*GIVEN REQUEST*.
Can you turn every line of each listing below into a numbered list, omitting blank lines and leaving out the pictures?

*** RECORDS PROVIDED ***

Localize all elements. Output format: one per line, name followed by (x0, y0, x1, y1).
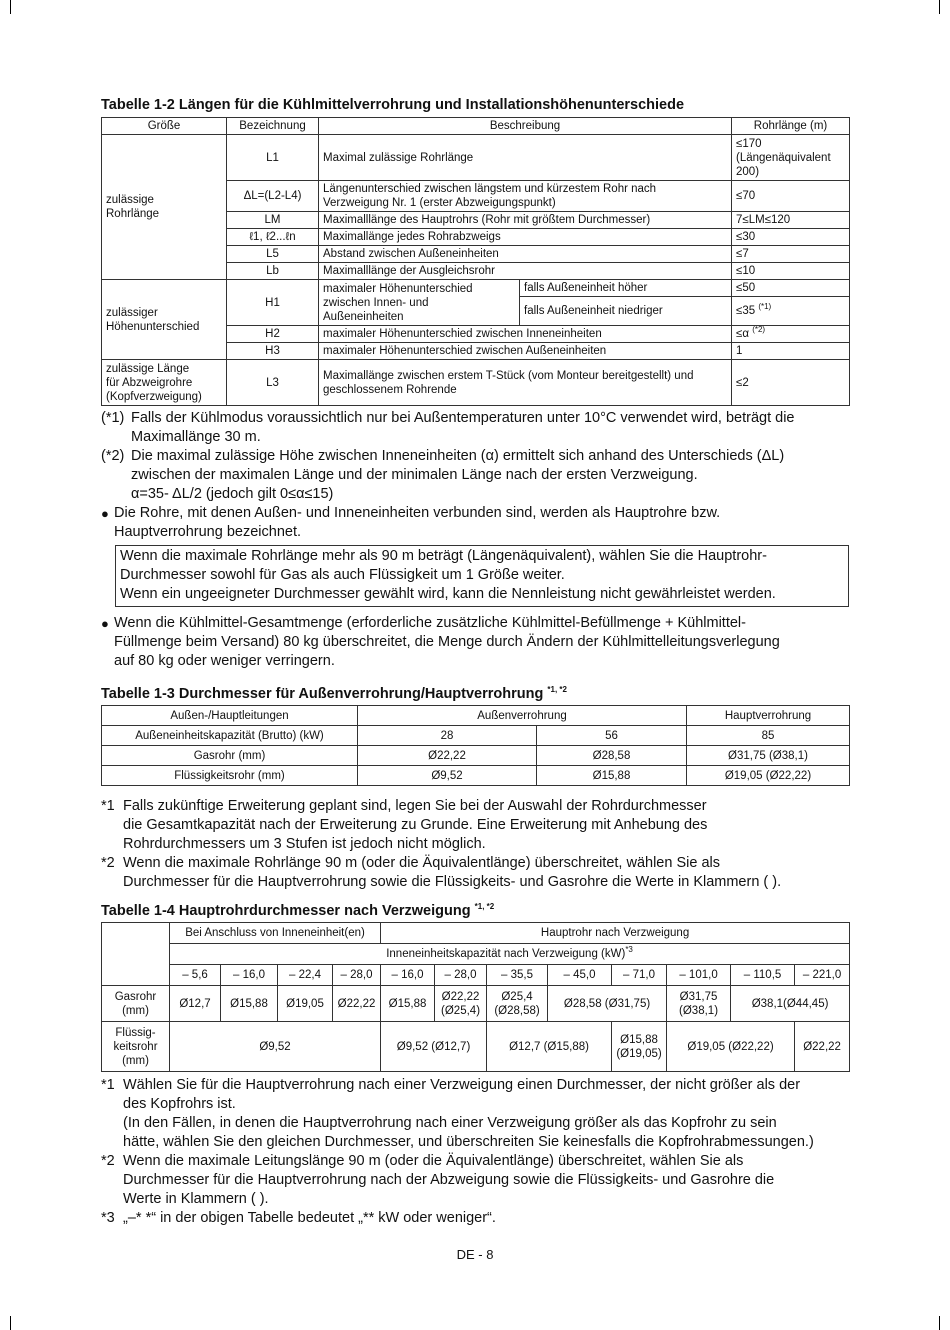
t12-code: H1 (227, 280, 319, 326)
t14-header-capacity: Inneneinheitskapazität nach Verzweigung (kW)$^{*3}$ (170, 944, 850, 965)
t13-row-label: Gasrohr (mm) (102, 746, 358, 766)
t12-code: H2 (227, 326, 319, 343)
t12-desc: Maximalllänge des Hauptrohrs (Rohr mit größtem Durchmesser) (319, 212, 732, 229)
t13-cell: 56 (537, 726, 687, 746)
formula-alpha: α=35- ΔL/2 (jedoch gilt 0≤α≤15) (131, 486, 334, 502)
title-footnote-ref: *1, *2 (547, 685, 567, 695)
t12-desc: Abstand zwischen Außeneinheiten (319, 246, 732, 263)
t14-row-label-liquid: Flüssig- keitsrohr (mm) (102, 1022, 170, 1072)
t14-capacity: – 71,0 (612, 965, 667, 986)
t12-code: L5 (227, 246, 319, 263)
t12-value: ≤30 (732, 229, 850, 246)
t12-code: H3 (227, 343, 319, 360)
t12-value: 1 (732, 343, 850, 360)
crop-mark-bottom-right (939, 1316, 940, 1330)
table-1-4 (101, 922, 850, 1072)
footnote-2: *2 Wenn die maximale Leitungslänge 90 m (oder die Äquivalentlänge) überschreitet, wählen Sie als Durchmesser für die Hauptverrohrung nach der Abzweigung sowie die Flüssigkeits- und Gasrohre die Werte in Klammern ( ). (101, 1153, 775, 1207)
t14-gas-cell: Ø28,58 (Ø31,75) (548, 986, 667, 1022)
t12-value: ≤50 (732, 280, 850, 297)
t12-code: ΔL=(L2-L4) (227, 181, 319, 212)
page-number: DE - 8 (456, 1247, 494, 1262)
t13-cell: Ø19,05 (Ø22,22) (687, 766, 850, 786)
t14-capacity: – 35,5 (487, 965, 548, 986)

***

*SOLUTION*.
1. Localize all elements. Output format: one per line, name followed by (x0, y0, x1, y1).
2. t12-code: H1 (227, 280, 319, 326)
3. t14-header-capacity: Inneneinheitskapazität nach Verzweigung (kW)$^{*3}$ (170, 944, 850, 965)
4. t13-row-label: Gasrohr (mm) (102, 746, 358, 766)
5. t12-code: H2 (227, 326, 319, 343)
6. t12-desc: Maximalllänge des Hauptrohrs (Rohr mit größtem Durchmesser) (319, 212, 732, 229)
7. t13-cell: 56 (537, 726, 687, 746)
8. formula-alpha: α=35- ΔL/2 (jedoch gilt 0≤α≤15) (131, 486, 334, 502)
9. title-footnote-ref: *1, *2 (547, 685, 567, 695)
10. t12-desc: Abstand zwischen Außeneinheiten (319, 246, 732, 263)
11. t14-row-label-liquid: Flüssig- keitsrohr (mm) (102, 1022, 170, 1072)
12. t14-capacity: – 71,0 (612, 965, 667, 986)
13. t12-code: L5 (227, 246, 319, 263)
14. t12-value: ≤30 (732, 229, 850, 246)
15. t12-code: H3 (227, 343, 319, 360)
16. t12-value: 1 (732, 343, 850, 360)
17. crop-mark-bottom-right (939, 1316, 940, 1330)
18. table-1-4 (101, 922, 850, 1072)
19. footnote-2: *2 Wenn die maximale Leitungslänge 90 m (oder die Äquivalentlänge) überschreitet, wählen Sie als Durchmesser für die Hauptverrohrung nach der Abzweigung sowie die Flüssigkeits- und Gasrohre die Werte in Klammern ( ). (101, 1153, 775, 1207)
20. t14-gas-cell: Ø28,58 (Ø31,75) (548, 986, 667, 1022)
21. t12-value: ≤50 (732, 280, 850, 297)
22. t12-code: ΔL=(L2-L4) (227, 181, 319, 212)
23. page-number: DE - 8 (456, 1247, 494, 1262)
24. t13-cell: Ø19,05 (Ø22,22) (687, 766, 850, 786)
25. t14-capacity: – 35,5 (487, 965, 548, 986)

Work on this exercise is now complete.